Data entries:
____
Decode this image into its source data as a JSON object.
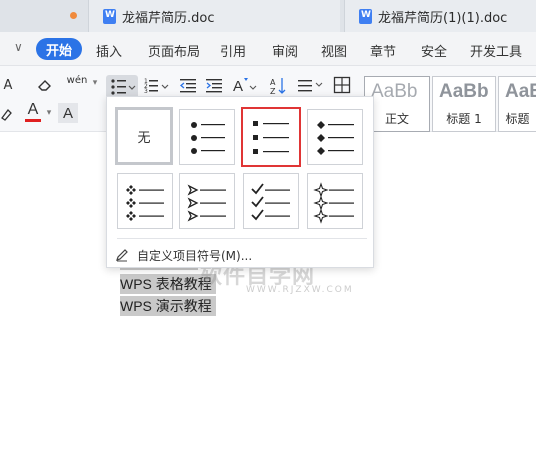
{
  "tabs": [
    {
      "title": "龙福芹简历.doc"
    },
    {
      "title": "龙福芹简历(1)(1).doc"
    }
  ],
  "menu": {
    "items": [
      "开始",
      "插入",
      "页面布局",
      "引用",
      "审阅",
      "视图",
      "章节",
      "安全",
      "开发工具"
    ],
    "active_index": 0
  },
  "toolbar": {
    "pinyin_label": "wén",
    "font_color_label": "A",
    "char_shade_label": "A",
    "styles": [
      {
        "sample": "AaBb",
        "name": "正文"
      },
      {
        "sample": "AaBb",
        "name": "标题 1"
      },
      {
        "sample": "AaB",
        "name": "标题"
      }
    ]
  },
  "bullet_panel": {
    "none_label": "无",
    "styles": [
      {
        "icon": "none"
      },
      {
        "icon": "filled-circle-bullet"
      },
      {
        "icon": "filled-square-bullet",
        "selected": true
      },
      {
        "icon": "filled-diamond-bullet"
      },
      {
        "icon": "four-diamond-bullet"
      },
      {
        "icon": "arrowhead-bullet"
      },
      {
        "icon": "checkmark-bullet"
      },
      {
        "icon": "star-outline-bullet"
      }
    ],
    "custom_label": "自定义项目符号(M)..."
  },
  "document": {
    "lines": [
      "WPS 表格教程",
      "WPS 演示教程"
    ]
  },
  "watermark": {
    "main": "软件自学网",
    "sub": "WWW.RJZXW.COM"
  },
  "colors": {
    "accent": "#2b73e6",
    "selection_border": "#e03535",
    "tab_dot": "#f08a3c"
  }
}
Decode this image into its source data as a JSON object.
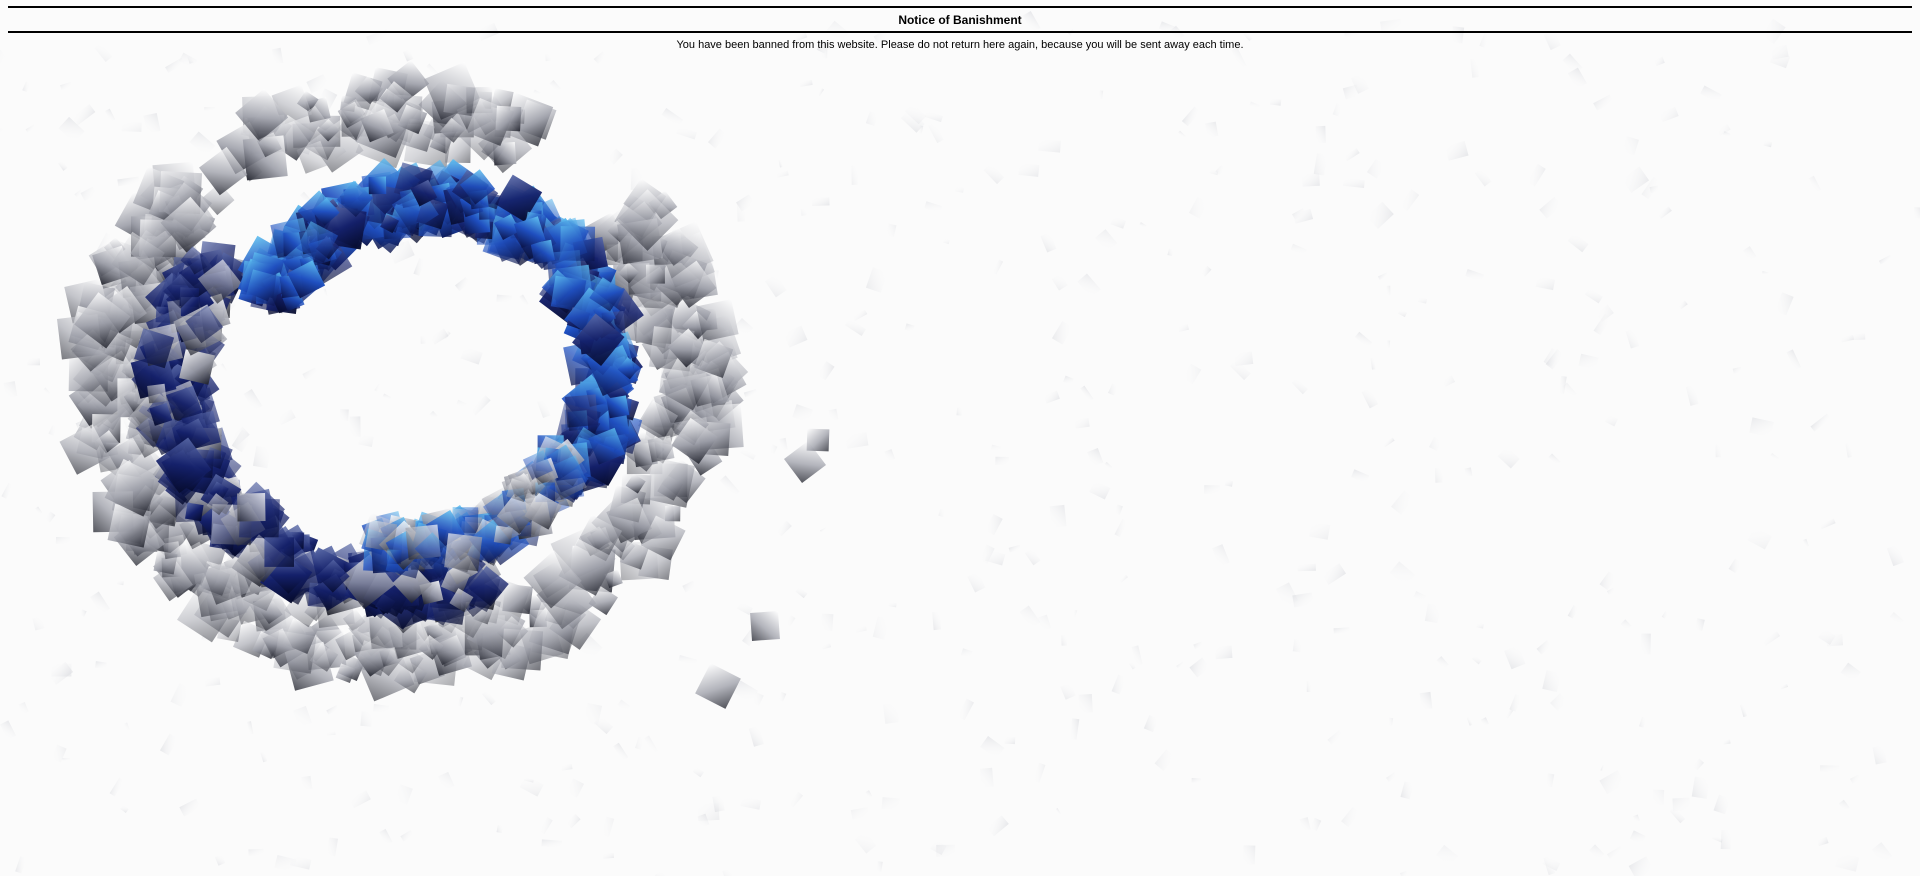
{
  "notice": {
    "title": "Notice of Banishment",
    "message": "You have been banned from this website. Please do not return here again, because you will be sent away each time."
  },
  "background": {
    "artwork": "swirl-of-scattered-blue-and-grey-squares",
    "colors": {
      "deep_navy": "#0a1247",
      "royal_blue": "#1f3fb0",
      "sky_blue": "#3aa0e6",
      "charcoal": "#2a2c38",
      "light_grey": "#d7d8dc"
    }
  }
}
____
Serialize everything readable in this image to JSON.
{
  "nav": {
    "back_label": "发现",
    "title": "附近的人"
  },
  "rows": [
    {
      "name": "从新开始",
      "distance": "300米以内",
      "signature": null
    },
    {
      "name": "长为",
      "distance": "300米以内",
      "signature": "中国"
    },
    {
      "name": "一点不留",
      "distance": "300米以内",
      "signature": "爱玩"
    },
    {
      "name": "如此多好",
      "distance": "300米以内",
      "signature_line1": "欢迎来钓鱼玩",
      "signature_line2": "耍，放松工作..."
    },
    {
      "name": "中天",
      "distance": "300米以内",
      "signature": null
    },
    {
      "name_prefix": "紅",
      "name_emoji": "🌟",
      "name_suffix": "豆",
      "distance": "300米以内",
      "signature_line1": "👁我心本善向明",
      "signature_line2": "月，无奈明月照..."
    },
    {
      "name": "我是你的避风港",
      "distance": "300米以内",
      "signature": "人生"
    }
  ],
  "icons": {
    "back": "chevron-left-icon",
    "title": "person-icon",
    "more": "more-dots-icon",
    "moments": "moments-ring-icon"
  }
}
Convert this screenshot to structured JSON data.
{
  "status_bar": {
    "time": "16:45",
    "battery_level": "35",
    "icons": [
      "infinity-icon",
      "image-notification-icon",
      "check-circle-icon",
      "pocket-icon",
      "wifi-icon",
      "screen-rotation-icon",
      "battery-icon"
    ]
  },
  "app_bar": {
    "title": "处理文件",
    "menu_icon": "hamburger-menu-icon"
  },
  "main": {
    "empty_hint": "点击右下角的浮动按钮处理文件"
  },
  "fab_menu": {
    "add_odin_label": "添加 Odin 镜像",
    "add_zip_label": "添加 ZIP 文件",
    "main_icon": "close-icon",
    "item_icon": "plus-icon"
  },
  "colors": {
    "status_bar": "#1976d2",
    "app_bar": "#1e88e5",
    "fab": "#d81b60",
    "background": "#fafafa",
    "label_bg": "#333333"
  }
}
____
**SHORT PROBLEM**
Find every line above that contains the word "image", and return each one.

**ANSWER TO THIS EXERCISE**
Decode this image into its source data as a JSON object.
Decode this image into its source data as a JSON object.
Serialize everything readable in this image to JSON.
      "image-notification-icon",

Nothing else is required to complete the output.